---- Records supplied

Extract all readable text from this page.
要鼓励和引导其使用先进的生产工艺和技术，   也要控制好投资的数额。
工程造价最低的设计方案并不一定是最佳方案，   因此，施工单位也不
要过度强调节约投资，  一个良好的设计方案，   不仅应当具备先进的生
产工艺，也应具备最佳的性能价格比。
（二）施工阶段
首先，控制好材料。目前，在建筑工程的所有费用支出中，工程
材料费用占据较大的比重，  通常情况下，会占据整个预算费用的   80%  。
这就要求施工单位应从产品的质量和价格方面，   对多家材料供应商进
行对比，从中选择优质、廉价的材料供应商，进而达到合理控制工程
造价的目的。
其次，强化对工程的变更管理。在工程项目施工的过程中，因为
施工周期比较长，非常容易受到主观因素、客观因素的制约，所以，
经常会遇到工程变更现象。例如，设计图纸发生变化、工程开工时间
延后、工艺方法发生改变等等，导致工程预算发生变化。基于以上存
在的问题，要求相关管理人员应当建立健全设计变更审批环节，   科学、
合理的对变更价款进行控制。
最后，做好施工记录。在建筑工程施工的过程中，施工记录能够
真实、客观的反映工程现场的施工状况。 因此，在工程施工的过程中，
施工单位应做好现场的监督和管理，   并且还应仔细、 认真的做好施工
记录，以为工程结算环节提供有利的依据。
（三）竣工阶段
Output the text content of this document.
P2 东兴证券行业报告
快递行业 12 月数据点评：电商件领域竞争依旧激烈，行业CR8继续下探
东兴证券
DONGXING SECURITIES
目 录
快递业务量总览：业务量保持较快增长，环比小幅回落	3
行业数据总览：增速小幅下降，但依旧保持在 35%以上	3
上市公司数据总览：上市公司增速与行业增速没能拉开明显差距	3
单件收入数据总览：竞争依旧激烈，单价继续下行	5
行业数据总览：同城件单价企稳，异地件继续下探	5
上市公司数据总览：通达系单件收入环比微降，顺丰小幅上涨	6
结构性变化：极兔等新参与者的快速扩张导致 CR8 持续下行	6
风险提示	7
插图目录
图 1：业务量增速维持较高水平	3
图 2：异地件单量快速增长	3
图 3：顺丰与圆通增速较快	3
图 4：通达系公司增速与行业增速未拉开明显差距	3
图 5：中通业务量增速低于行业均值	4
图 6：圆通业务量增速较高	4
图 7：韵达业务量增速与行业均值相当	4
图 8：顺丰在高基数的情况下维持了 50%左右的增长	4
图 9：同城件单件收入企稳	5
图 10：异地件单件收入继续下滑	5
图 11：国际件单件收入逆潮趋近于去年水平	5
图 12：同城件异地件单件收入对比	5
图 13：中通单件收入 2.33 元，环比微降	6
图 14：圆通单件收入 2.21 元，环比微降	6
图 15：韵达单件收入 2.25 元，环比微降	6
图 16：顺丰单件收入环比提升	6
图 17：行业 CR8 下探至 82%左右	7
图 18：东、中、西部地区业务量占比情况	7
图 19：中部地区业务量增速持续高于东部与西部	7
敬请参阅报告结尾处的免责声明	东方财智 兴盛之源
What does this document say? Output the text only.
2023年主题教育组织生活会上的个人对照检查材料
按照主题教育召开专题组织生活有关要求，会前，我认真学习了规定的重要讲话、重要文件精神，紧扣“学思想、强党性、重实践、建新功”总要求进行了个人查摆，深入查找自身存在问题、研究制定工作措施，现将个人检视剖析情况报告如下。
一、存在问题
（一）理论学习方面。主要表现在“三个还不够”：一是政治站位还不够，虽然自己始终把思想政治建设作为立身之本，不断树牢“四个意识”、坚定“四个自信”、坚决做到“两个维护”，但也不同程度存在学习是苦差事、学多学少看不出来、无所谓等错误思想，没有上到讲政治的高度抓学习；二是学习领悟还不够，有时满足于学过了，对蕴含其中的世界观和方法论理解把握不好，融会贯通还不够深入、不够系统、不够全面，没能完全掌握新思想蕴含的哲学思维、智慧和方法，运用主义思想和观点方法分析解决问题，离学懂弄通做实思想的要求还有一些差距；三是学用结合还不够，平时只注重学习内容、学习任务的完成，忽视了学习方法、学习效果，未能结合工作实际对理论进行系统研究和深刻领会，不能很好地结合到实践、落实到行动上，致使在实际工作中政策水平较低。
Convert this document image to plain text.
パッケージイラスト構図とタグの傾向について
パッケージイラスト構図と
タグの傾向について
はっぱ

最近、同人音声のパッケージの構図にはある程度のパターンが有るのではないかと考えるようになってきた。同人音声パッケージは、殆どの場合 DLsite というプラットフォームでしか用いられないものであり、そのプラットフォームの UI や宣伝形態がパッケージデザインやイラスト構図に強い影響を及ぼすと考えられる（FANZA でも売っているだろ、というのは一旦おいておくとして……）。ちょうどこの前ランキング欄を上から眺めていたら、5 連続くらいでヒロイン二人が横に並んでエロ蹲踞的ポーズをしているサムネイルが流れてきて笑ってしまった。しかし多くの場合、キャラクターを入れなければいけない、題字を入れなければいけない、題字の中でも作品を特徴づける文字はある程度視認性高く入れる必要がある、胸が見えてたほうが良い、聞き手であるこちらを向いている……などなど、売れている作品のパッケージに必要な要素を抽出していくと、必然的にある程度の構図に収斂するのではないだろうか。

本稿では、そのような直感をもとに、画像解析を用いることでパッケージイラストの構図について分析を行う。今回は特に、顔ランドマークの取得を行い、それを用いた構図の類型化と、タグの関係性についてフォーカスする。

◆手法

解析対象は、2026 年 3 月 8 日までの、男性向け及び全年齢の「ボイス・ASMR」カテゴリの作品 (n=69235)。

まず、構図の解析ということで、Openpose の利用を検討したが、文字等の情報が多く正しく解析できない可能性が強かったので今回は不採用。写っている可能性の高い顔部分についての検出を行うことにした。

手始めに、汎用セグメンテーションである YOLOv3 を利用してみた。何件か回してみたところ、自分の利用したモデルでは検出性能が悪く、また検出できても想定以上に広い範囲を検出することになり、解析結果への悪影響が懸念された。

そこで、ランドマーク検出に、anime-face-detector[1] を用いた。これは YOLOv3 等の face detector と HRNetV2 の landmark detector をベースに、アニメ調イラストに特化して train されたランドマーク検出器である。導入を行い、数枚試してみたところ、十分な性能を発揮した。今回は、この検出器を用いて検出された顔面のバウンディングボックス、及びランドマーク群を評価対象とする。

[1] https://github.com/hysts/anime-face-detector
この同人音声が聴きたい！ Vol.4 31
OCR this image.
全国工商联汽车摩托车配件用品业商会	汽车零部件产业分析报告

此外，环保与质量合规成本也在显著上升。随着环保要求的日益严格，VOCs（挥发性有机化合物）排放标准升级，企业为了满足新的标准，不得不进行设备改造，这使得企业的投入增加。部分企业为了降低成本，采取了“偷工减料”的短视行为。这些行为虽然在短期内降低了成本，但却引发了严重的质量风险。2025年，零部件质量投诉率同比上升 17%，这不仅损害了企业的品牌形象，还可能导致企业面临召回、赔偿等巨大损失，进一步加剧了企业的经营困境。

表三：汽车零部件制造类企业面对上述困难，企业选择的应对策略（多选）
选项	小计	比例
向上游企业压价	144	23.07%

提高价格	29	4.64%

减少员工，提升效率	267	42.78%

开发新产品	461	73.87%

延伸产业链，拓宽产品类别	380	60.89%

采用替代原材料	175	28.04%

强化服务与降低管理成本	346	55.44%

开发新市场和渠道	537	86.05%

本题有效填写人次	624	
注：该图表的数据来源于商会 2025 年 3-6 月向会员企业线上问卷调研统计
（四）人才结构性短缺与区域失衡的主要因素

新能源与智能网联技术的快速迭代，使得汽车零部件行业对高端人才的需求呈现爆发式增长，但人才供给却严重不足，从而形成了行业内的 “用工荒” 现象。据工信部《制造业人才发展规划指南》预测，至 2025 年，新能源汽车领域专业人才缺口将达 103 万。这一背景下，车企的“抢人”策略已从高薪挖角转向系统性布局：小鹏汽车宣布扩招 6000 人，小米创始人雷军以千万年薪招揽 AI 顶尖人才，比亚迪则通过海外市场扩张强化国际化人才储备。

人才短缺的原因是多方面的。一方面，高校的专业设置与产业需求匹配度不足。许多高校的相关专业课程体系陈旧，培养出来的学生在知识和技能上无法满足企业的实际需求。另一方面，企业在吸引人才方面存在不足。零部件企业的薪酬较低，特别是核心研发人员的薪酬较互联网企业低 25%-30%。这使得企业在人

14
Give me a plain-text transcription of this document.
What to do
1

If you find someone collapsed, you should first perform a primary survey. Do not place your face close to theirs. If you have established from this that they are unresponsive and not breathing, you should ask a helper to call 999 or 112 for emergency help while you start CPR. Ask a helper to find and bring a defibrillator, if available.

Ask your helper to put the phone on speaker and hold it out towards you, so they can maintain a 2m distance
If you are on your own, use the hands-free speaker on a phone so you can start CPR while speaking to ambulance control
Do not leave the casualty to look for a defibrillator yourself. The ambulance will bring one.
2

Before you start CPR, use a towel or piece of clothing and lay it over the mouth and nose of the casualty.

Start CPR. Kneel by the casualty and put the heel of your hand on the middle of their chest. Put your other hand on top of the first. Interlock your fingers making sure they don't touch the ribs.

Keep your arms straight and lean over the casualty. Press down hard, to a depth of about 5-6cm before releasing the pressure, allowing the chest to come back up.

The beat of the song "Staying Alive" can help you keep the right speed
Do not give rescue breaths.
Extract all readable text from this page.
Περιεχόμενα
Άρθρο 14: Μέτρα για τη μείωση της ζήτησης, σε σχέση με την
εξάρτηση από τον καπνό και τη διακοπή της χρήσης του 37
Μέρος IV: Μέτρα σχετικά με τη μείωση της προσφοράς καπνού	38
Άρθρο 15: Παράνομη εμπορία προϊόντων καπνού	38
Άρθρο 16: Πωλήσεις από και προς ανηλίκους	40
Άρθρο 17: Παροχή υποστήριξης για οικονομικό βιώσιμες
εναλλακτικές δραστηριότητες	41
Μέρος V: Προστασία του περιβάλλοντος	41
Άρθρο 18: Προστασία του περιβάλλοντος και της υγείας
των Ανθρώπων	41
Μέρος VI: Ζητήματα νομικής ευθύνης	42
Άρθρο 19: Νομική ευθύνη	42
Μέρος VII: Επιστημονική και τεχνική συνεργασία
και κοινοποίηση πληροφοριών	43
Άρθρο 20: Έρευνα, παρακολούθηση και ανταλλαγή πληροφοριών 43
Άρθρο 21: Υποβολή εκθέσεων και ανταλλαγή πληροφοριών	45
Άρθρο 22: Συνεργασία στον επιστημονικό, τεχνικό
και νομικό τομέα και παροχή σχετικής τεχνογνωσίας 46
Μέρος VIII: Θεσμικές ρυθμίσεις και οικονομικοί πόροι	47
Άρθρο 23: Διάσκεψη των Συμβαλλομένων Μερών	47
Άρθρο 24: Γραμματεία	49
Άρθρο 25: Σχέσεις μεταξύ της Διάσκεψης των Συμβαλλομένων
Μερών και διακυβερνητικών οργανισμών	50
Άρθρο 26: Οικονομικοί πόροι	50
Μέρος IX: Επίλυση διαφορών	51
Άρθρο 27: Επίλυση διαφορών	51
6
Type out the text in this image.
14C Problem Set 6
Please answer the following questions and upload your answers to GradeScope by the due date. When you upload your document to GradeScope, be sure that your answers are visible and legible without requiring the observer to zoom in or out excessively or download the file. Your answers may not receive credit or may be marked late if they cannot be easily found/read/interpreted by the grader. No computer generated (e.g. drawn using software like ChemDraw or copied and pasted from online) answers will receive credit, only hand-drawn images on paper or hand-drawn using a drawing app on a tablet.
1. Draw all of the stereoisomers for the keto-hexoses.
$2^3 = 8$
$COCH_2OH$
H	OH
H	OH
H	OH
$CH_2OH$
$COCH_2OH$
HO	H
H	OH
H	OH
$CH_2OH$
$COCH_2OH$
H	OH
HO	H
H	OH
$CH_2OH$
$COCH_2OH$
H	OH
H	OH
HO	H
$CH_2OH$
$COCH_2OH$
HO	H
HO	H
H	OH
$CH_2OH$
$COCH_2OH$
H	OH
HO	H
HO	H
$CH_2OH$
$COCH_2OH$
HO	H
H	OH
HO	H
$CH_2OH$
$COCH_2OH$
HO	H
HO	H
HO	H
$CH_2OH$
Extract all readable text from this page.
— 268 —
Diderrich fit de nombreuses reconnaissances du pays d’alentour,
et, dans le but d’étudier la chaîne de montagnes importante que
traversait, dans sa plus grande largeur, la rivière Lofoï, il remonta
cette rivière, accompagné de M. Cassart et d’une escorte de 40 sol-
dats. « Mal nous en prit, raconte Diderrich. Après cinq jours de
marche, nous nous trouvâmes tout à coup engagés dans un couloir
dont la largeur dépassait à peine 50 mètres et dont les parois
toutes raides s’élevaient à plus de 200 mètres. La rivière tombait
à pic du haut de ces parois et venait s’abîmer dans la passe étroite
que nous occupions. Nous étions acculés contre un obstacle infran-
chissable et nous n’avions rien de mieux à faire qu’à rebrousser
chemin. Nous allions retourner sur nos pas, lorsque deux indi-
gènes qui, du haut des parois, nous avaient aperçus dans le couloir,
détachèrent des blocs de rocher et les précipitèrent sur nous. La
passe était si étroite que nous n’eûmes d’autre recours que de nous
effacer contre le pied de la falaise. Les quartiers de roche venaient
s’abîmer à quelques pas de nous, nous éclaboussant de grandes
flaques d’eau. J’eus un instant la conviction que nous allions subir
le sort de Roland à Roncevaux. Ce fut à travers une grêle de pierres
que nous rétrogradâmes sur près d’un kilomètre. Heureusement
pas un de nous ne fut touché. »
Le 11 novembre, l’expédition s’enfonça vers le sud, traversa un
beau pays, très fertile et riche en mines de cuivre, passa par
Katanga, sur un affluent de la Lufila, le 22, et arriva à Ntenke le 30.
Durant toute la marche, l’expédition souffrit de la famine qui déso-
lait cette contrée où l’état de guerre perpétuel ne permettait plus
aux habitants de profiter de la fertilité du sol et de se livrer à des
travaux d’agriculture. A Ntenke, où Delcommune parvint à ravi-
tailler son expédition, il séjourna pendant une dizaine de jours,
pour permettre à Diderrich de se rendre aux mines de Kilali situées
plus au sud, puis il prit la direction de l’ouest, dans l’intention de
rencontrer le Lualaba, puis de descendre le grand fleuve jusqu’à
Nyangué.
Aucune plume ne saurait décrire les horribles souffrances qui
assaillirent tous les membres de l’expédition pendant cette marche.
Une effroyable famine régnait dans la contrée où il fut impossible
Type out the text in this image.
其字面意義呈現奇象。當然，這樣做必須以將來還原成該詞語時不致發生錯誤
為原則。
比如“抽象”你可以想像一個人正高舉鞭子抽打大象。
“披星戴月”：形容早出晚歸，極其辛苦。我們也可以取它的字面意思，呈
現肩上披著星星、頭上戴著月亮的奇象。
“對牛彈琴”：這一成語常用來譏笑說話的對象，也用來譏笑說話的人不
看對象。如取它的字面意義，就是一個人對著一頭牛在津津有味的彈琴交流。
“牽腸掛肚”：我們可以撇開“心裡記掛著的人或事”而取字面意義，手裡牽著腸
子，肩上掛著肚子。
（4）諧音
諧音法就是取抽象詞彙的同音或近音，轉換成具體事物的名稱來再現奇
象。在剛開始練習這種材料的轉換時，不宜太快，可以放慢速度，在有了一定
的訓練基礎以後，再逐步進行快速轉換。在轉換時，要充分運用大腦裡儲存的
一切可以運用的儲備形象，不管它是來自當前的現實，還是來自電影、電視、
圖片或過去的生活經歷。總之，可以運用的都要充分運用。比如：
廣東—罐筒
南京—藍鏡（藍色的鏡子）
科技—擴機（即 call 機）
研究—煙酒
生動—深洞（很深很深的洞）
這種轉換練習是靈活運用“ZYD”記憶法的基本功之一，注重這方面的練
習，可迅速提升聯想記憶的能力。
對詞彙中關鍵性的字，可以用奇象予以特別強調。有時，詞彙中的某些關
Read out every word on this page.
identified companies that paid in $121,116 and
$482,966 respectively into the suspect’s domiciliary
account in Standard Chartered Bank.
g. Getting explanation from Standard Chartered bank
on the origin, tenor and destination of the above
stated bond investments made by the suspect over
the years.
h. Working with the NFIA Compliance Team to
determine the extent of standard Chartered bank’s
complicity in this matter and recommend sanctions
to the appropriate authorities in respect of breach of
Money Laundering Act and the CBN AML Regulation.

--------

Objective: Where a line holds "marche", copy it out.

Full solution:
marche, nous nous trouvâmes tout à coup engagés dans un couloir
Durant toute la marche, l’expédition souffrit de la famine qui déso-
assaillirent tous les membres de l’expédition pendant cette marche.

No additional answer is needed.